(Chart and figure data)
- - -

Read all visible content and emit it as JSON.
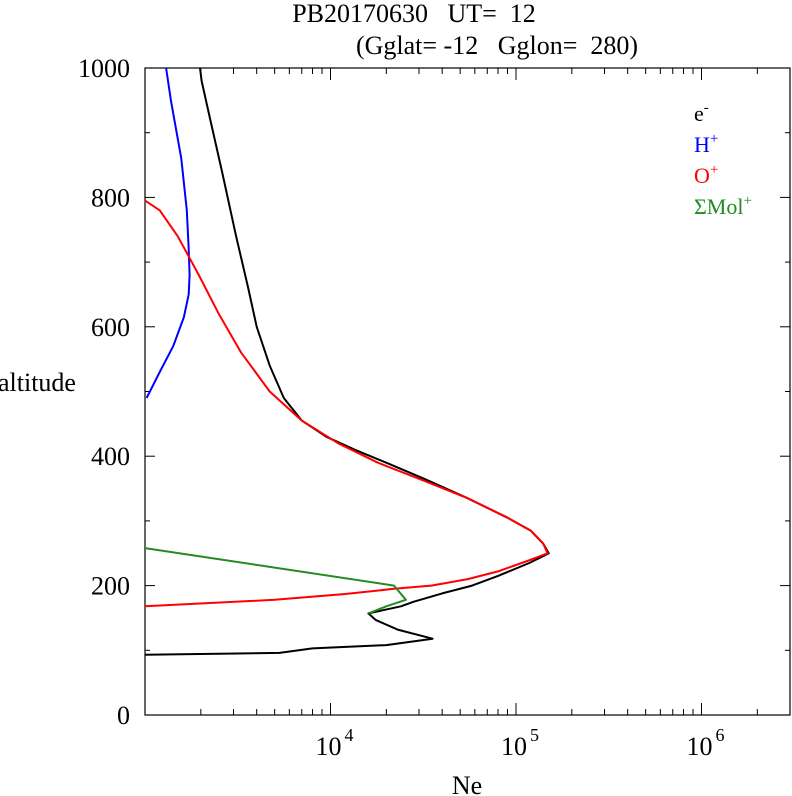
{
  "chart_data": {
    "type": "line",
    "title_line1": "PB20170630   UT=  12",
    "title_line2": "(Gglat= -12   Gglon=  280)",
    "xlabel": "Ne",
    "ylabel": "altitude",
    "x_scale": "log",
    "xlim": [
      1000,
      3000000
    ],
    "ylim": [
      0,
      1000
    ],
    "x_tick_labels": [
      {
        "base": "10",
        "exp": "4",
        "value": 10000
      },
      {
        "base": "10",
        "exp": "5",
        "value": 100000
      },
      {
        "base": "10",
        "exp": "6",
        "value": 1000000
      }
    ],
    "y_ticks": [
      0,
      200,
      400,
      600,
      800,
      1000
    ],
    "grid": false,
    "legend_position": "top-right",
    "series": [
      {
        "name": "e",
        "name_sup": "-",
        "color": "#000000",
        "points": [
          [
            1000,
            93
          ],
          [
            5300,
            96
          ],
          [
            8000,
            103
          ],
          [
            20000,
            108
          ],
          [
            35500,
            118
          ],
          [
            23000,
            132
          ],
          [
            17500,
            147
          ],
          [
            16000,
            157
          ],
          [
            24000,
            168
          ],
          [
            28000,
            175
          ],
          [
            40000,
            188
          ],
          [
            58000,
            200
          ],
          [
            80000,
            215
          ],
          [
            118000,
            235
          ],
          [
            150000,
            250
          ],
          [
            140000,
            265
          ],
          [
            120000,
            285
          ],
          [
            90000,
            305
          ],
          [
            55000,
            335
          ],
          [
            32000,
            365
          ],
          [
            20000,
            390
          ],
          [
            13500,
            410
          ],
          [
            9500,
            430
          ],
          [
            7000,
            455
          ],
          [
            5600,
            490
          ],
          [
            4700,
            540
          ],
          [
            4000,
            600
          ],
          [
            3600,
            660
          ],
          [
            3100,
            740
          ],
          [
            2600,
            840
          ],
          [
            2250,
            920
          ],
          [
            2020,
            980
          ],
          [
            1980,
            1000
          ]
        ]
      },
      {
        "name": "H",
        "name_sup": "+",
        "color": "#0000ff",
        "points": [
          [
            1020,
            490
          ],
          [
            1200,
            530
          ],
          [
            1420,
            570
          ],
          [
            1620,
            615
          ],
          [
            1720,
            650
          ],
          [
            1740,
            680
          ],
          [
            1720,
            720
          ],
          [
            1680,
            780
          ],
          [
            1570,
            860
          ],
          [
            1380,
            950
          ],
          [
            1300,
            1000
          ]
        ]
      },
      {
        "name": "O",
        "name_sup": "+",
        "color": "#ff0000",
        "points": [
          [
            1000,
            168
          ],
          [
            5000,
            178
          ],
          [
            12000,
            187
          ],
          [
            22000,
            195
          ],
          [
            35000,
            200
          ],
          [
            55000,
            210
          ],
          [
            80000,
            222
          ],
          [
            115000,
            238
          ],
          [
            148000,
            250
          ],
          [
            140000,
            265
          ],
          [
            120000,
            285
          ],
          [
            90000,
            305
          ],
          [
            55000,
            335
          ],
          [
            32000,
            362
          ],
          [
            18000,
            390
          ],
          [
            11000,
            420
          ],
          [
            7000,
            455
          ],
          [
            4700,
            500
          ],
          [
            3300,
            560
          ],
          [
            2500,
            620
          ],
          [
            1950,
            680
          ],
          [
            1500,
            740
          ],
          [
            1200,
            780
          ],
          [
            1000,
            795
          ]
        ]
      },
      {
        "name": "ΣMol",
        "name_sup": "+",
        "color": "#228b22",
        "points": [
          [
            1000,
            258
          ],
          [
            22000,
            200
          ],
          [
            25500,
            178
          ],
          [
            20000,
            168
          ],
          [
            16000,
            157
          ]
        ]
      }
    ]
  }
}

- - -

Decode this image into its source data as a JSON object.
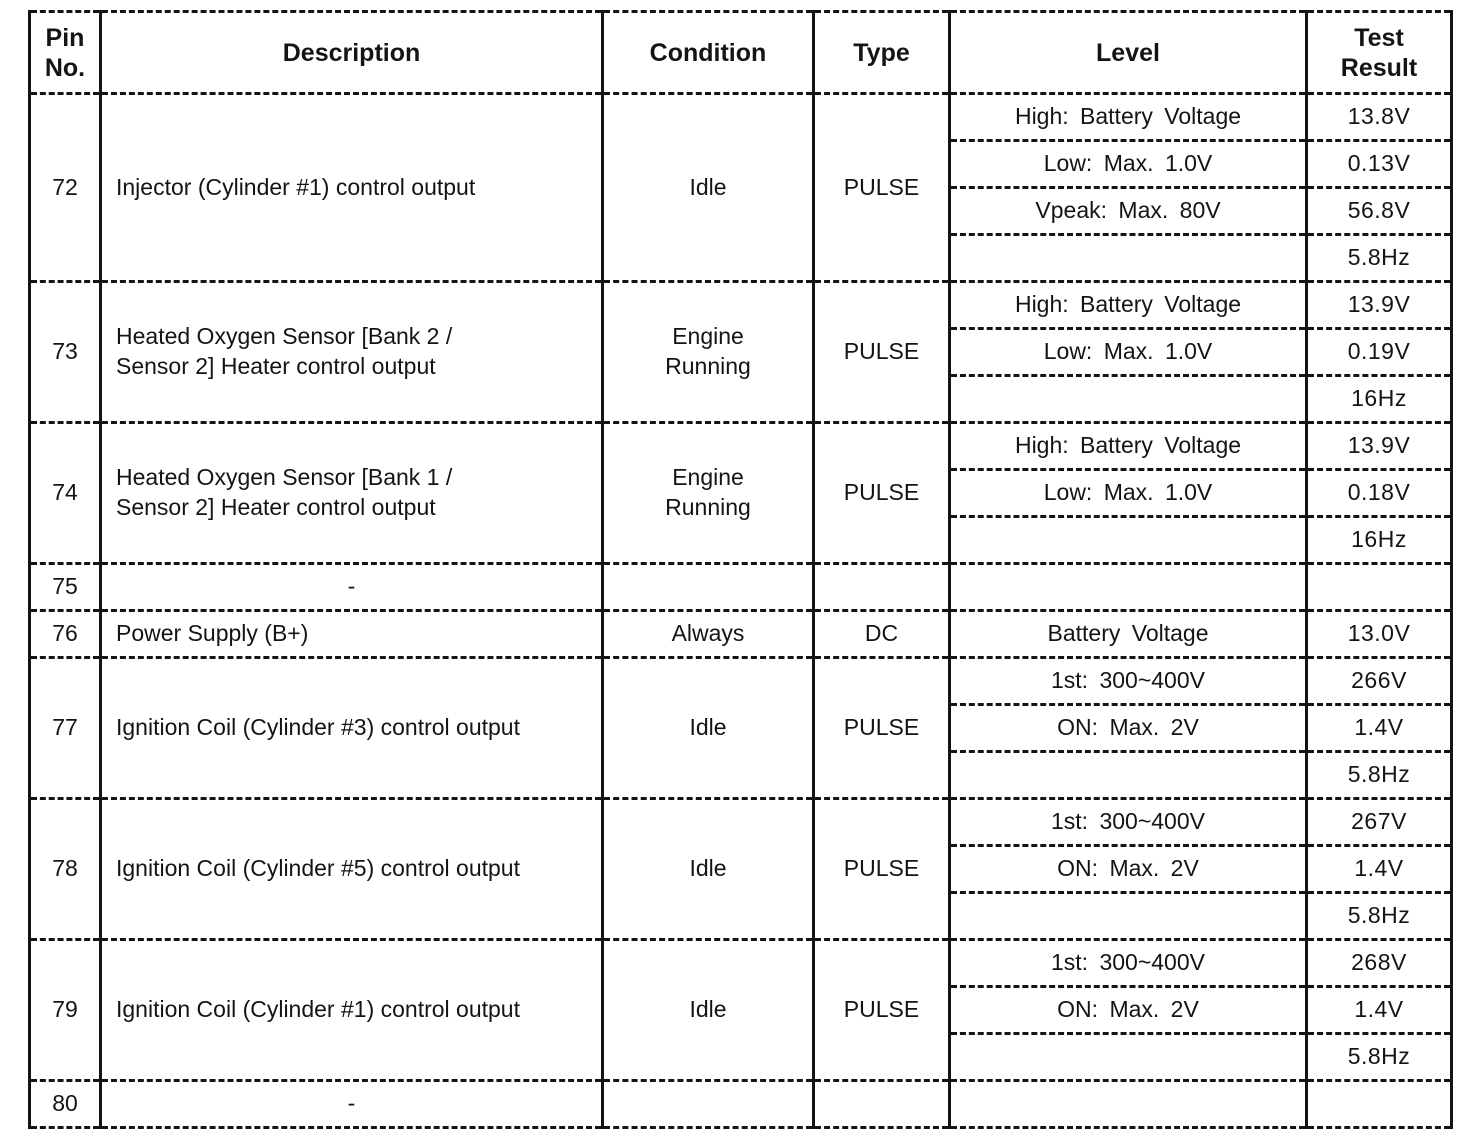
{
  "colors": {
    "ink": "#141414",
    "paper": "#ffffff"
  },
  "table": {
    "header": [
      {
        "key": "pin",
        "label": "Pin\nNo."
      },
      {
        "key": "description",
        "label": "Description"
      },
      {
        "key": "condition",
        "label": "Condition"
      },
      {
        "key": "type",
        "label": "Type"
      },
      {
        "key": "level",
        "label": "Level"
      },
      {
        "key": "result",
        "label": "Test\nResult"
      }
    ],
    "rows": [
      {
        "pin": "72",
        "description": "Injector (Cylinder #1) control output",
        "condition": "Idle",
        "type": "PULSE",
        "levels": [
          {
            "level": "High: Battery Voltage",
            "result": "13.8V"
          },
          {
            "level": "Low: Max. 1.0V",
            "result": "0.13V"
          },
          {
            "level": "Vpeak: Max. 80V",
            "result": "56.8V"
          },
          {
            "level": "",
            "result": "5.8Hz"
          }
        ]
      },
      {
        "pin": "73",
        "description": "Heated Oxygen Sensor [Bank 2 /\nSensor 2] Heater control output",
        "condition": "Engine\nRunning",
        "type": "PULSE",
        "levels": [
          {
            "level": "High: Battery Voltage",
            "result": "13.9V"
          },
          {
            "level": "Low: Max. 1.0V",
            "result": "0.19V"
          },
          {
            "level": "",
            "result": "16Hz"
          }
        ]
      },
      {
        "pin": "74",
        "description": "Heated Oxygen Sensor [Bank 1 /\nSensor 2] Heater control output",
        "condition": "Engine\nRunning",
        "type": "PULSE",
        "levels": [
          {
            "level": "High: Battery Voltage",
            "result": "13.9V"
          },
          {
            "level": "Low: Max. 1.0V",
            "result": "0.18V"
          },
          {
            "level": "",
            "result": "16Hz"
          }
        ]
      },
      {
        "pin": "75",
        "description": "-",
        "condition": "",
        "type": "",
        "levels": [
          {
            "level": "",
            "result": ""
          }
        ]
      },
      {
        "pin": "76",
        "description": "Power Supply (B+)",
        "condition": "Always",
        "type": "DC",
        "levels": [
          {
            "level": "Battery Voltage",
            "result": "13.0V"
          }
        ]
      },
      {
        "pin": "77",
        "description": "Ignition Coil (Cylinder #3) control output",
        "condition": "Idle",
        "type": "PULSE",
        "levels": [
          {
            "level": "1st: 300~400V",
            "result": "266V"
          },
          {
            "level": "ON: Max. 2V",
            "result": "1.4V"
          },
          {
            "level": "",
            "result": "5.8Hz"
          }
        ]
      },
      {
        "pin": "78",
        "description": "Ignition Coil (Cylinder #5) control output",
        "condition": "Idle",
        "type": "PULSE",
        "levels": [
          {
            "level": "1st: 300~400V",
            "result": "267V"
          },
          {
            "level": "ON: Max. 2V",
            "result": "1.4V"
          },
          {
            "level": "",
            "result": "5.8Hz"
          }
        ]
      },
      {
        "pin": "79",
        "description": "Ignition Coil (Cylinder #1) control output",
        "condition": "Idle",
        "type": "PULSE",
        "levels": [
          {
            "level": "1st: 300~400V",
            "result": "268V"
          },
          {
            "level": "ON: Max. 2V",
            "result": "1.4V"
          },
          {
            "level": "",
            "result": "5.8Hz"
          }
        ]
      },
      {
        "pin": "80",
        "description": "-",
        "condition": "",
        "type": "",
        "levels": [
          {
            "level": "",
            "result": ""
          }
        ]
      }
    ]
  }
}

- - -

» **Exercise**: Read through the entries and copy every line that includes "Coil".

» **The result**:
        "description": "Ignition Coil (Cylinder #3) control output",
        "description": "Ignition Coil (Cylinder #5) control output",
        "description": "Ignition Coil (Cylinder #1) control output",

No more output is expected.